— Start —

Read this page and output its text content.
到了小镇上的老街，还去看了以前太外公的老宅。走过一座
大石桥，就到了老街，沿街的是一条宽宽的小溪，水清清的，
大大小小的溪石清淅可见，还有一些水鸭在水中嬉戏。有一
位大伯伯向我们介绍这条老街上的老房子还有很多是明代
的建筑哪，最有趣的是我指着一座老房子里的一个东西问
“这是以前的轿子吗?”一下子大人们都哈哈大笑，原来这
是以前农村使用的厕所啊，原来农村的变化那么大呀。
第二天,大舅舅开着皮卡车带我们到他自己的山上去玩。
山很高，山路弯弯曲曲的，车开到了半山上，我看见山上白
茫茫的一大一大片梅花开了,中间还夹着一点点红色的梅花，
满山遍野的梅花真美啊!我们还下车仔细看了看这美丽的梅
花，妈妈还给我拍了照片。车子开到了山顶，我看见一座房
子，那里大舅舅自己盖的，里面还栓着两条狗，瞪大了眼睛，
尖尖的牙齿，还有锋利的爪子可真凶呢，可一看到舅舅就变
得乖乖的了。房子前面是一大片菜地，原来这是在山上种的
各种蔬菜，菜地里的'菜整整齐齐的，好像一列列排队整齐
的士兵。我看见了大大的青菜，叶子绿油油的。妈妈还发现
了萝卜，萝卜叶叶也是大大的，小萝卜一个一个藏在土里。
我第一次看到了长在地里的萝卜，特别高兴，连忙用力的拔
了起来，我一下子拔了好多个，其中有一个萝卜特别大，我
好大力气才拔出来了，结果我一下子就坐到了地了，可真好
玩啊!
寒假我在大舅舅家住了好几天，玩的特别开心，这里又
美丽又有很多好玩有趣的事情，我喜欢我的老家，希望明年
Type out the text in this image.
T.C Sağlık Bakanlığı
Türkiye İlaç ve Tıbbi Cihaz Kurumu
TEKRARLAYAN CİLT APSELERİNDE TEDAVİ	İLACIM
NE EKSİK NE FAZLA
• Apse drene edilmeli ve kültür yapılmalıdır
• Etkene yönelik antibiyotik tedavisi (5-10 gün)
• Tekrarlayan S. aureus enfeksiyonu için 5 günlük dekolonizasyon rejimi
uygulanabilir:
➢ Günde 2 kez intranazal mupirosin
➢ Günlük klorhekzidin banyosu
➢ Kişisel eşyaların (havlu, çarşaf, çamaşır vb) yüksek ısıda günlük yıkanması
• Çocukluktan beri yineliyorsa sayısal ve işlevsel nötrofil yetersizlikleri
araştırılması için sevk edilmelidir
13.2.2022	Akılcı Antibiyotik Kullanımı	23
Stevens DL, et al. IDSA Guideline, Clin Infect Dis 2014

— End —

Collect every line above that contains the word "text".

Read this page and output its text content.
Type out the text in this image.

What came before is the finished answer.